Copy each line of the entries beneath that contains the word "护理质量稳步提高".

^^^^^^^^

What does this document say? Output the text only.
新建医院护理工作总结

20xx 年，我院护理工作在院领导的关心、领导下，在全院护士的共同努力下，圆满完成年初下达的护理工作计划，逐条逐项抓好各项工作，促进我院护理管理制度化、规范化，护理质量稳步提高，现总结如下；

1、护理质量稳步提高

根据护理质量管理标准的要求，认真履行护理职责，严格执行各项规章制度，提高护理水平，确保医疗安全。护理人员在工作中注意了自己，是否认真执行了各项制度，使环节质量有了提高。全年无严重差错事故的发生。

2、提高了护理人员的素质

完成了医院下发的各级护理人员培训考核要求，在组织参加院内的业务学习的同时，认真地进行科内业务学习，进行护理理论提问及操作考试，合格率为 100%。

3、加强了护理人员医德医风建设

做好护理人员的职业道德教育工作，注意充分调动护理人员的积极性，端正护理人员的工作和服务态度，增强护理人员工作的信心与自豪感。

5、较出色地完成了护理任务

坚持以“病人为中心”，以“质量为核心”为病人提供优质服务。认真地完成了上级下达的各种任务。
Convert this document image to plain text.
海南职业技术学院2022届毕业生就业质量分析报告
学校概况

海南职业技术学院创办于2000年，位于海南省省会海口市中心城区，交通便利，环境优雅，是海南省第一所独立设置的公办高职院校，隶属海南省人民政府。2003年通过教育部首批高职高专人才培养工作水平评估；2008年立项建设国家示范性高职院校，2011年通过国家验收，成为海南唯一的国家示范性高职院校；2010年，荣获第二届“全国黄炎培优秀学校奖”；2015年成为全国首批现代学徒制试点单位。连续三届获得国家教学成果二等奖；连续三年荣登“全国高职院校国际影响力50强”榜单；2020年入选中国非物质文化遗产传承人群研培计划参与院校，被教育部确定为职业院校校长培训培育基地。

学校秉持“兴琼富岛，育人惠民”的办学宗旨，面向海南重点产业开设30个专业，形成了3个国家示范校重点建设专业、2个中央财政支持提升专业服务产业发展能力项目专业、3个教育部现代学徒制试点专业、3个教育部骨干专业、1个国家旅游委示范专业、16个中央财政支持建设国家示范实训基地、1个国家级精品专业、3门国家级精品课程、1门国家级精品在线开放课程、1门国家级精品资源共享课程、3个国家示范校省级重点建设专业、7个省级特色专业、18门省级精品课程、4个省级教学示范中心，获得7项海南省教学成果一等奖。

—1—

^^^^^^^^

**WRITTEN RESPONSE:**
20xx 年，我院护理工作在院领导的关心、领导下，在全院护士的共同努力下，圆满完成年初下达的护理工作计划，逐条逐项抓好各项工作，促进我院护理管理制度化、规范化，护理质量稳步提高，现总结如下；
1、护理质量稳步提高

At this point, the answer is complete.